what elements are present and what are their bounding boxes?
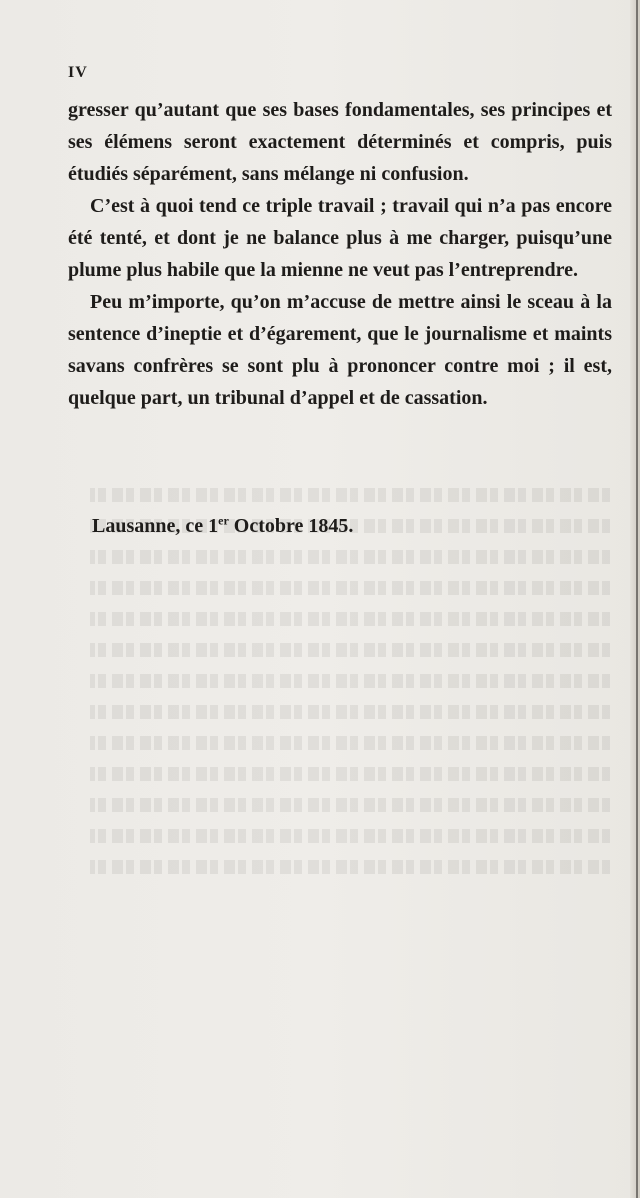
show-through-text	[90, 480, 610, 900]
paragraph-3: Peu m’importe, qu’on m’accuse de mettre ainsi le sceau à la sentence d’ineptie et d’égarement, que le journalisme et maints savans confrères se sont plu à prononcer contre moi ; il est, quelque part, un tribunal d’appel et de cassation.	[68, 291, 612, 409]
signoff-place: Lausanne, ce 1	[92, 515, 219, 537]
body-text	[68, 94, 612, 414]
paragraph-1: gresser qu’autant que ses bases fondamentales, ses principes et ses élémens seront exactement déterminés et compris, puis étudiés séparément, sans mélange ni confusion.	[68, 99, 612, 185]
page-number: IV	[68, 64, 88, 81]
signoff-date: Octobre 1845.	[228, 515, 354, 537]
paragraph-2: C’est à quoi tend ce triple travail ; travail qui n’a pas encore été tenté, et dont je ne balance plus à me charger, puisqu’une plume plus habile que la mienne ne veut pas l’entreprendre.	[68, 195, 612, 281]
page-edge-line	[636, 0, 638, 1198]
signoff-dateline	[92, 515, 353, 538]
signoff-ordinal-suffix: er	[218, 513, 229, 528]
page-edge-shadow	[630, 0, 640, 1198]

————

> **TASK TO COMPLETE**: Reproduce the data lines in the stretch from the line containing "480, 610, 900]" through the line containing "paragraph-1: gresser qu’autant", substituting "juge" for "tribunal" and keeping all else the same.

> **SOLUTION TO THE EXERCISE**:
show-through-text	[90, 480, 610, 900]
paragraph-3: Peu m’importe, qu’on m’accuse de mettre ainsi le sceau à la sentence d’ineptie et d’égarement, que le journalisme et maints savans confrères se sont plu à prononcer contre moi ; il est, quelque part, un juge d’appel et de cassation.	[68, 291, 612, 409]
signoff-place: Lausanne, ce 1	[92, 515, 219, 537]
body-text	[68, 94, 612, 414]
paragraph-1: gresser qu’autant que ses bases fondamentales, ses principes et ses élémens seront exactement déterminés et compris, puis étudiés séparément, sans mélange ni confusion.	[68, 99, 612, 185]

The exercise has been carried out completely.